§ **Given task 1**: Repeat the rows below from the start of the rows through the line containing "The legs 12 is at (474, 292).", including both ends, and leave out the pictures.

§ **Passage to read**:
..........
""If you can think of times in your life that you’ve treated people with extraordinary decency and love, and pure uninterested concern, just because they were valuable as human beings. The ability to do that with ourselves. To treat ourselves the way we would treat a really good, precious friend. Or a tiny child of ours that we absolutely loved more than life itself. And I think it’s probably possible to achieve that. I think part of the job we’re here for is to learn how to do it. I know that sounds a little pious.""
-- David Foster Wallace An indelible portrait of David Foster Wallace, by turns funny and inspiring, based on a five-day trip with award-winning writer David Lipsky during Wallace’s Infinite Jest tour
In David Lipsky’s view, David Foster Wallace was the best young writer in America. Wallace’s pieces for Harper’s
magazine in the ’90s were, according to Lipsky, “like hearing for the first time the brain voice of everybody I knew: Here was how we all talked, experienced, thought. It was like smelling the damp in the air, seeing the first flash from a storm a mile away. You knew something gigantic was coming.”
..........
§ **Given task 2**: In the passage about David Foster Wallace, how long was the trip with David Lipsky on which the portrait is based?
..........
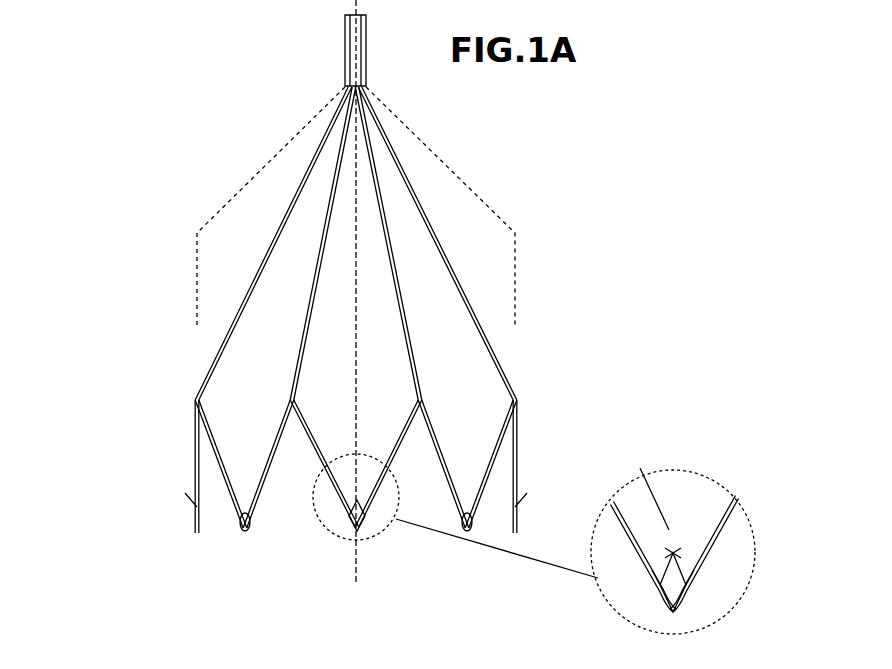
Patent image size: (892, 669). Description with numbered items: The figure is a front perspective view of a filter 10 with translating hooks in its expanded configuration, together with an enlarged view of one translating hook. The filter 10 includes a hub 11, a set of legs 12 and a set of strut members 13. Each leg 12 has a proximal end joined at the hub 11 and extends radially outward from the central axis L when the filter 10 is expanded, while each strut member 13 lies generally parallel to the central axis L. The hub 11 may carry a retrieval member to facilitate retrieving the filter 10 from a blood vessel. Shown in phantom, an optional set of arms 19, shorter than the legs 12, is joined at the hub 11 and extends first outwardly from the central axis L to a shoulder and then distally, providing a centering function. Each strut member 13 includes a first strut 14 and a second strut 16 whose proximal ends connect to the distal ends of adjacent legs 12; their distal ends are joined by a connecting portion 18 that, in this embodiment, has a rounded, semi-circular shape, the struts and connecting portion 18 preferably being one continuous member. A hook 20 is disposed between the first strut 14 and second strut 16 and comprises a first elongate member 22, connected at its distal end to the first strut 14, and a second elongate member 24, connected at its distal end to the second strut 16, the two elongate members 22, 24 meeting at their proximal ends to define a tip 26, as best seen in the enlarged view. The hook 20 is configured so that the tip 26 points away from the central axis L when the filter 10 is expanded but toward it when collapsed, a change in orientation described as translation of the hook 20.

The filter 10 is at (458, 155).
The hub 11 is at (337, 52).
The legs 12 is at (474, 292).
The strut members 13 is at (190, 461).
The first strut 14 is at (318, 441).
The second strut 16 is at (397, 441).
The connecting portion 18 is at (366, 537).
The arms 19 is at (233, 184).
The hook 20 is at (346, 492).
The first elongate member 22 is at (652, 570).
The second elongate member 24 is at (700, 570).
The tip 26 is at (675, 546).
The central axis L is at (352, 567).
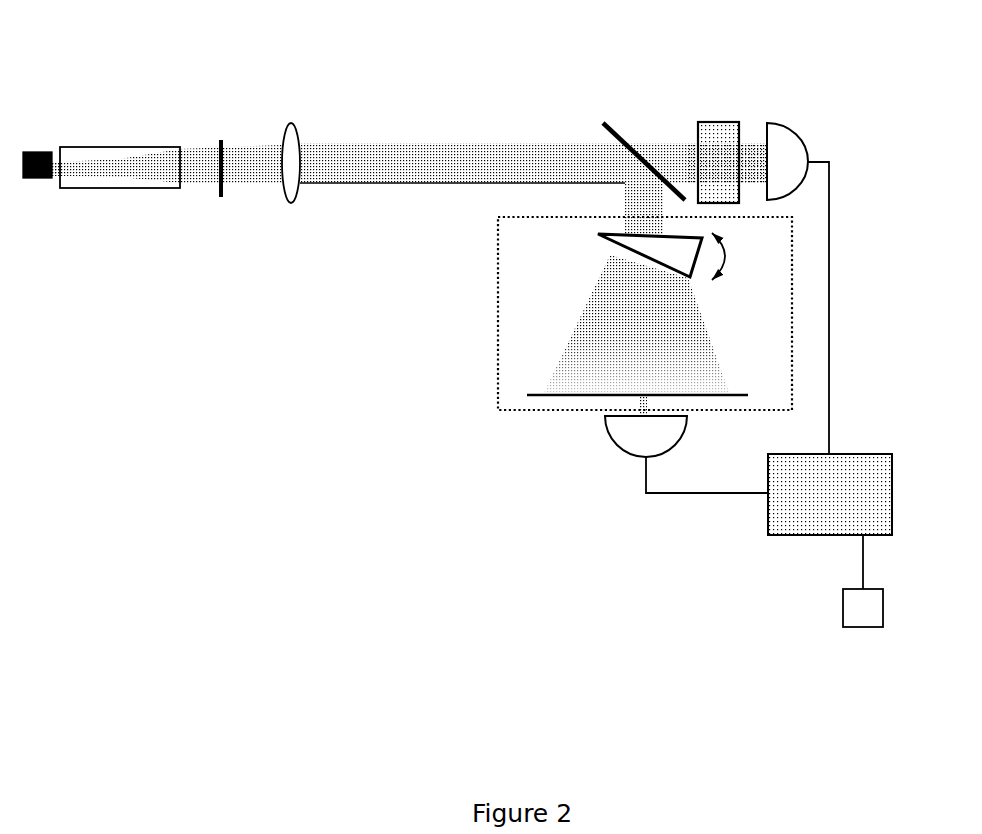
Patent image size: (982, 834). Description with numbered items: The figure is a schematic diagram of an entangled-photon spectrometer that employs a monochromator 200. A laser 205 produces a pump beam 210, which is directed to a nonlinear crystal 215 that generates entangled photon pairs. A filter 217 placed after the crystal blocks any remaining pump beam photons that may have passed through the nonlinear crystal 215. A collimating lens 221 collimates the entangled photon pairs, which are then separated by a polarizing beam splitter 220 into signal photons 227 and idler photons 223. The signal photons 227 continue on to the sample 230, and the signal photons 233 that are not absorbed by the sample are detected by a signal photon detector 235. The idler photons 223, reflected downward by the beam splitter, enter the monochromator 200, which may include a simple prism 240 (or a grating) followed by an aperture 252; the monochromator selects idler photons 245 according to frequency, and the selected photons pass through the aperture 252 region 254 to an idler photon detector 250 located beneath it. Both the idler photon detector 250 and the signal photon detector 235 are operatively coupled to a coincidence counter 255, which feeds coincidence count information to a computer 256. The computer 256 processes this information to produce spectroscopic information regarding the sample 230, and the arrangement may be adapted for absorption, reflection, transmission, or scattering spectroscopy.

The monochromator 200 is at (527, 301).
The laser 205 is at (37, 137).
The pump beam 210 is at (57, 183).
The nonlinear crystal 215 is at (128, 206).
The filter 217 is at (228, 118).
The polarizing beam splitter 220 is at (612, 119).
The collimating lens 221 is at (283, 226).
The idler photons 223 is at (623, 200).
The signal photons 227 is at (656, 131).
The sample 230 is at (731, 102).
The signal photons 233 is at (753, 131).
The signal photon detector 235 is at (817, 129).
The prism 240 is at (596, 237).
The idler photons 245 is at (557, 353).
The idler photon detector 250 is at (596, 451).
The aperture 252 is at (558, 403).
The aperture 254 is at (651, 403).
The coincidence counter 255 is at (792, 546).
The computer 256 is at (852, 641).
..........
§ **Result 1**:
Patent image size: (892, 669). Description with numbered items: The figure is a front perspective view of a filter 10 with translating hooks in its expanded configuration, together with an enlarged view of one translating hook. The filter 10 includes a hub 11, a set of legs 12 and a set of strut members 13. Each leg 12 has a proximal end joined at the hub 11 and extends radially outward from the central axis L when the filter 10 is expanded, while each strut member 13 lies generally parallel to the central axis L. The hub 11 may carry a retrieval member to facilitate retrieving the filter 10 from a blood vessel. Shown in phantom, an optional set of arms 19, shorter than the legs 12, is joined at the hub 11 and extends first outwardly from the central axis L to a shoulder and then distally, providing a centering function. Each strut member 13 includes a first strut 14 and a second strut 16 whose proximal ends connect to the distal ends of adjacent legs 12; their distal ends are joined by a connecting portion 18 that, in this embodiment, has a rounded, semi-circular shape, the struts and connecting portion 18 preferably being one continuous member. A hook 20 is disposed between the first strut 14 and second strut 16 and comprises a first elongate member 22, connected at its distal end to the first strut 14, and a second elongate member 24, connected at its distal end to the second strut 16, the two elongate members 22, 24 meeting at their proximal ends to define a tip 26, as best seen in the enlarged view. The hook 20 is configured so that the tip 26 points away from the central axis L when the filter 10 is expanded but toward it when collapsed, a change in orientation described as translation of the hook 20.

The filter 10 is at (458, 155).
The hub 11 is at (337, 52).
The legs 12 is at (474, 292).

§ **Result 2**: Five days.